• _Problem to work on_: Go through the entries below and copy each line containing the word "JSON".

-- start --

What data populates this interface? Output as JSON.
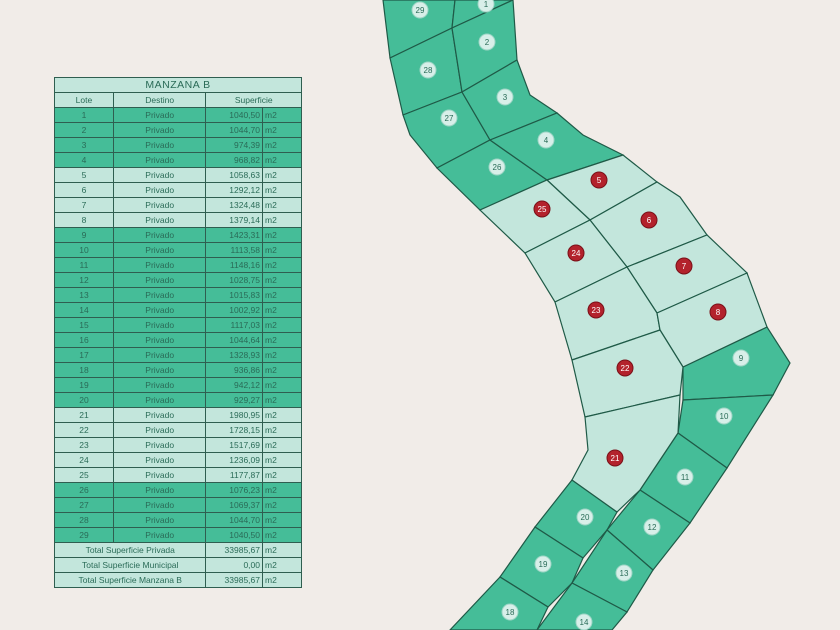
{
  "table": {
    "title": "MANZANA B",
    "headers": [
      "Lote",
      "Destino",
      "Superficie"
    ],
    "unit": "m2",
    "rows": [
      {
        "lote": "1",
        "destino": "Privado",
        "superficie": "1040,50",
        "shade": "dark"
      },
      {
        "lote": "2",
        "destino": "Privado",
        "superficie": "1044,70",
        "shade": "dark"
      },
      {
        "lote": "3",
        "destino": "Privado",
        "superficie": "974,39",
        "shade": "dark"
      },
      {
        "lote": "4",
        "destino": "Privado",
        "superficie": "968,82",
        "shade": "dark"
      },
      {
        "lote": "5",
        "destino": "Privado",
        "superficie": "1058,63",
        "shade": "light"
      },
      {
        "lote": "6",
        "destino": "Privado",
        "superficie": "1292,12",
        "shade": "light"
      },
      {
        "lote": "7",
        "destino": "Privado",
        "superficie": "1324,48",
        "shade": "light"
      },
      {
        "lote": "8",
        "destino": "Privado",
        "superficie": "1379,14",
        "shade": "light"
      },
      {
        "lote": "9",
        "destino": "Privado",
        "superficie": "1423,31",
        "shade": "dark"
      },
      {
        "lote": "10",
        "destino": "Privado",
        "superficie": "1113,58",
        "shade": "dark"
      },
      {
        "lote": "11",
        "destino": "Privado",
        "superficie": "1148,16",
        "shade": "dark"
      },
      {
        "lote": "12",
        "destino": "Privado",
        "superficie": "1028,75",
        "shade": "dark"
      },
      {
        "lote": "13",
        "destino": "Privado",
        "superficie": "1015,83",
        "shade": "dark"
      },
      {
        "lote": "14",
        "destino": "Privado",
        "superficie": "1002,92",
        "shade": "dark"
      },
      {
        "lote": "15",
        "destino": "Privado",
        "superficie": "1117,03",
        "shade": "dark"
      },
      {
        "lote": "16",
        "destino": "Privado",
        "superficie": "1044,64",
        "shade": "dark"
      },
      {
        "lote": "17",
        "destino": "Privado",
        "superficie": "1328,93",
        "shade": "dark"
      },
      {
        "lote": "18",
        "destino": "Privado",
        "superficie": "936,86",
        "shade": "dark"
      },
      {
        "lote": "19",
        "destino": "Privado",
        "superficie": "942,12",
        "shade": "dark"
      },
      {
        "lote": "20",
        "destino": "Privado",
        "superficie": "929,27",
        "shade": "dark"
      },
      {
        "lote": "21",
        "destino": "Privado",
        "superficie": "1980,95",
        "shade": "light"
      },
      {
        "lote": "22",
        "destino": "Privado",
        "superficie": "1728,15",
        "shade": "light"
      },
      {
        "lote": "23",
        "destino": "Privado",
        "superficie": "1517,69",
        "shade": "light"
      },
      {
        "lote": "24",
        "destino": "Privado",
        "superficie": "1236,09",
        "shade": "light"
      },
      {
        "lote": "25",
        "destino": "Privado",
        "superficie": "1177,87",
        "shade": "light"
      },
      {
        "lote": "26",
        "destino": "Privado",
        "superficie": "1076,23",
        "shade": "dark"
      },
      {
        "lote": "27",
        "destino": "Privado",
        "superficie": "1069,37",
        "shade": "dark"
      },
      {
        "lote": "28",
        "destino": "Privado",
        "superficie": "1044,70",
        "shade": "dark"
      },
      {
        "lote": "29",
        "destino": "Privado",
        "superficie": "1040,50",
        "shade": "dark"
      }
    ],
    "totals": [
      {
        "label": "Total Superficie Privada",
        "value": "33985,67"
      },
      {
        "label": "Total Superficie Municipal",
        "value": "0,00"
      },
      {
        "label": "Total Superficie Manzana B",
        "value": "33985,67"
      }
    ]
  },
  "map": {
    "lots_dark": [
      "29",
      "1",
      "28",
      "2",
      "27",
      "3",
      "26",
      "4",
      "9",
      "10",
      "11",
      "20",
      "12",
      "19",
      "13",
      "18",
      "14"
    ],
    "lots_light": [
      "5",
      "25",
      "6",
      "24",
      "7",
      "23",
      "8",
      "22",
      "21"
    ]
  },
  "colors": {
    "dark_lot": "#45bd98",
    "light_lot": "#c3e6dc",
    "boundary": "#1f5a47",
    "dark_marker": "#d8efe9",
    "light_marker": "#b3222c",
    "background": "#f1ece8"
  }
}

-- end --
-- start --

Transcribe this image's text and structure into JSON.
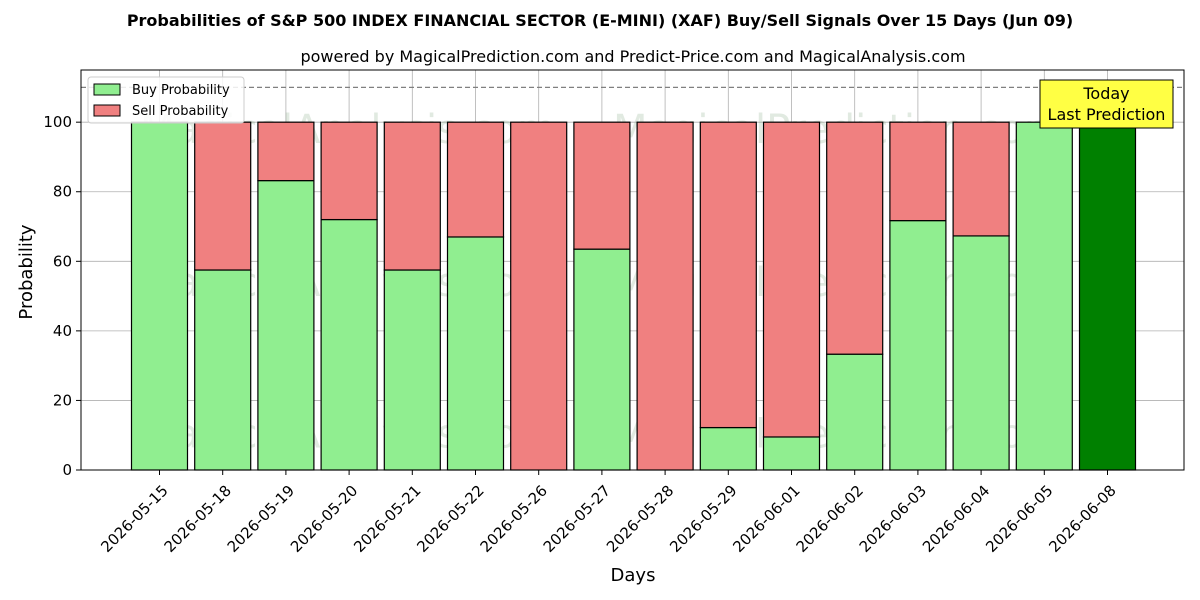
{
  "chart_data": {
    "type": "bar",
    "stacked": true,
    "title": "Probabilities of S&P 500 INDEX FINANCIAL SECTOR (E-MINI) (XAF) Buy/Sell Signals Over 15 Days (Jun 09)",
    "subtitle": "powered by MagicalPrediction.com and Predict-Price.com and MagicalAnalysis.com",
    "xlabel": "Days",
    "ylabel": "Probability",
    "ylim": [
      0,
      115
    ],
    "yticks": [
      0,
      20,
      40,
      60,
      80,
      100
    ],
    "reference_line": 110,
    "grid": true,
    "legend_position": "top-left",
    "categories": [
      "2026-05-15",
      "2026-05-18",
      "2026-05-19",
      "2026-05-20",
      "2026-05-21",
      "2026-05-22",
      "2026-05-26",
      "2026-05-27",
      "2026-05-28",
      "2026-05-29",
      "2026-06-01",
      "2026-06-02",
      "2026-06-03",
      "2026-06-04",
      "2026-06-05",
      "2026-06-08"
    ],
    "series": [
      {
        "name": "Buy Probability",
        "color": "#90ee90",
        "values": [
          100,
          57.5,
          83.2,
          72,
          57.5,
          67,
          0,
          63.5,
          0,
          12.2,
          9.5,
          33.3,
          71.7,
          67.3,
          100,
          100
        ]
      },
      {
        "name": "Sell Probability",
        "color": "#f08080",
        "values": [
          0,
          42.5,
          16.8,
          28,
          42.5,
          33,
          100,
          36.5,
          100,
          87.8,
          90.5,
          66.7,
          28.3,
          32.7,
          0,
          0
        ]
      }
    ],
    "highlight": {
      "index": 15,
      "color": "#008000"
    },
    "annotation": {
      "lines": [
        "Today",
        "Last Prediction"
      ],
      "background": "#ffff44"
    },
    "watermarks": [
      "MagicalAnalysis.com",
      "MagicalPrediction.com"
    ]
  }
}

-- end --

• _Full output_:
What data populates this interface? Output as JSON.
Transcribe this image's text and structure into JSON.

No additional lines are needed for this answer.